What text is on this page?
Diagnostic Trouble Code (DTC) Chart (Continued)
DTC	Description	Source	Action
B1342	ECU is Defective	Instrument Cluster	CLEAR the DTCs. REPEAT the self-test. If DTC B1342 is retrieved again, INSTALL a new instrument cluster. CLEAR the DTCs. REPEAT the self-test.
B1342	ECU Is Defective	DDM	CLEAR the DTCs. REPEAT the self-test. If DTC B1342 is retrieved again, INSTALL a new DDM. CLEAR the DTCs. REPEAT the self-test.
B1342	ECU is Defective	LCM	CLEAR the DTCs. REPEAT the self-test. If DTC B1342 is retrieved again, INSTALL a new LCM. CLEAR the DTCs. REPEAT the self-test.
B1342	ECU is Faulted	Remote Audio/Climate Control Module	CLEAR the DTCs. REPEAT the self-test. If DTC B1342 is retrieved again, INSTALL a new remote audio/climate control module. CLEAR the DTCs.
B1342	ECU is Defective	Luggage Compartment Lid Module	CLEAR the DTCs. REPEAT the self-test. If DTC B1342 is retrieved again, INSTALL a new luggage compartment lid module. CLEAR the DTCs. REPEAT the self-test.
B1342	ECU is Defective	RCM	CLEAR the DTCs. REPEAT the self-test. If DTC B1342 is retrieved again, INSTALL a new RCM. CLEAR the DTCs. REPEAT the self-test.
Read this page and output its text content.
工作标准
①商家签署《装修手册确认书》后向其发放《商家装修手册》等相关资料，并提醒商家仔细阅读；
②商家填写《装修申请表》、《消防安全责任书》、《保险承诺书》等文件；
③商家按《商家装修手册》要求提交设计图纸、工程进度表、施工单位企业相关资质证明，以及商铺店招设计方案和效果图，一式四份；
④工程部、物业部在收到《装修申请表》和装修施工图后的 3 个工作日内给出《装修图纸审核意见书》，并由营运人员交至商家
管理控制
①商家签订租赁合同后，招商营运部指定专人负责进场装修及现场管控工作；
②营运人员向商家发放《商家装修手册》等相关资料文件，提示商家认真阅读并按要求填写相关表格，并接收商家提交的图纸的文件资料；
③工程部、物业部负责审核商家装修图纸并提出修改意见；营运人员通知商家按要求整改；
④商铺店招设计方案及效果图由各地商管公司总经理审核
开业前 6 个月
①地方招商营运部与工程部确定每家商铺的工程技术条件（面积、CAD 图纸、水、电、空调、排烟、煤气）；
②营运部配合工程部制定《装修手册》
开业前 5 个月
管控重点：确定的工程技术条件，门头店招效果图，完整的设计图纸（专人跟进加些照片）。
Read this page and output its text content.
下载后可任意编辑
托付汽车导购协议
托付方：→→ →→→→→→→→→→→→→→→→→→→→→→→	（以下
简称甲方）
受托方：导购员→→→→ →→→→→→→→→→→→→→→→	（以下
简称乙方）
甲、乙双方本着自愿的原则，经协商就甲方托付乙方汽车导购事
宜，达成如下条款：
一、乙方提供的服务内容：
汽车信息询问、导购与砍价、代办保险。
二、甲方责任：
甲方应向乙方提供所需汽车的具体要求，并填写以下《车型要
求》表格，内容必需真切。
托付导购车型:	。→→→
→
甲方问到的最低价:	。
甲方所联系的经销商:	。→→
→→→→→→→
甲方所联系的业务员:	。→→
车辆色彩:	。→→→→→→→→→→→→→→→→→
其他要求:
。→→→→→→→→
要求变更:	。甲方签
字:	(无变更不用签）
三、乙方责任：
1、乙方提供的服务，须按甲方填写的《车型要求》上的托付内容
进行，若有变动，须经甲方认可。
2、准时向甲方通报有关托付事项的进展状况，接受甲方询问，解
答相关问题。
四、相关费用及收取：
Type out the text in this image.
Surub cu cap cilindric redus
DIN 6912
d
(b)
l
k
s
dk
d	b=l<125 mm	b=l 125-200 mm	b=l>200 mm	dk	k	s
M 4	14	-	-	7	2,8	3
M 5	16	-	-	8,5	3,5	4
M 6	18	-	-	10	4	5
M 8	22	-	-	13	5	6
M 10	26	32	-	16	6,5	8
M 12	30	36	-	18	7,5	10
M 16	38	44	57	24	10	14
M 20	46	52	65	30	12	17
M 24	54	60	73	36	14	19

* Requirement *
Gather all lines of the records that include the word "self".

* Output of the exercise *
B1342	ECU is Defective	Instrument Cluster	CLEAR the DTCs. REPEAT the self-test. If DTC B1342 is retrieved again, INSTALL a new instrument cluster. CLEAR the DTCs. REPEAT the self-test.
B1342	ECU Is Defective	DDM	CLEAR the DTCs. REPEAT the self-test. If DTC B1342 is retrieved again, INSTALL a new DDM. CLEAR the DTCs. REPEAT the self-test.
B1342	ECU is Defective	LCM	CLEAR the DTCs. REPEAT the self-test. If DTC B1342 is retrieved again, INSTALL a new LCM. CLEAR the DTCs. REPEAT the self-test.
B1342	ECU is Faulted	Remote Audio/Climate Control Module	CLEAR the DTCs. REPEAT the self-test. If DTC B1342 is retrieved again, INSTALL a new remote audio/climate control module. CLEAR the DTCs.
B1342	ECU is Defective	Luggage Compartment Lid Module	CLEAR the DTCs. REPEAT the self-test. If DTC B1342 is retrieved again, INSTALL a new luggage compartment lid module. CLEAR the DTCs. REPEAT the self-test.
B1342	ECU is Defective	RCM	CLEAR the DTCs. REPEAT the self-test. If DTC B1342 is retrieved again, INSTALL a new RCM. CLEAR the DTCs. REPEAT the self-test.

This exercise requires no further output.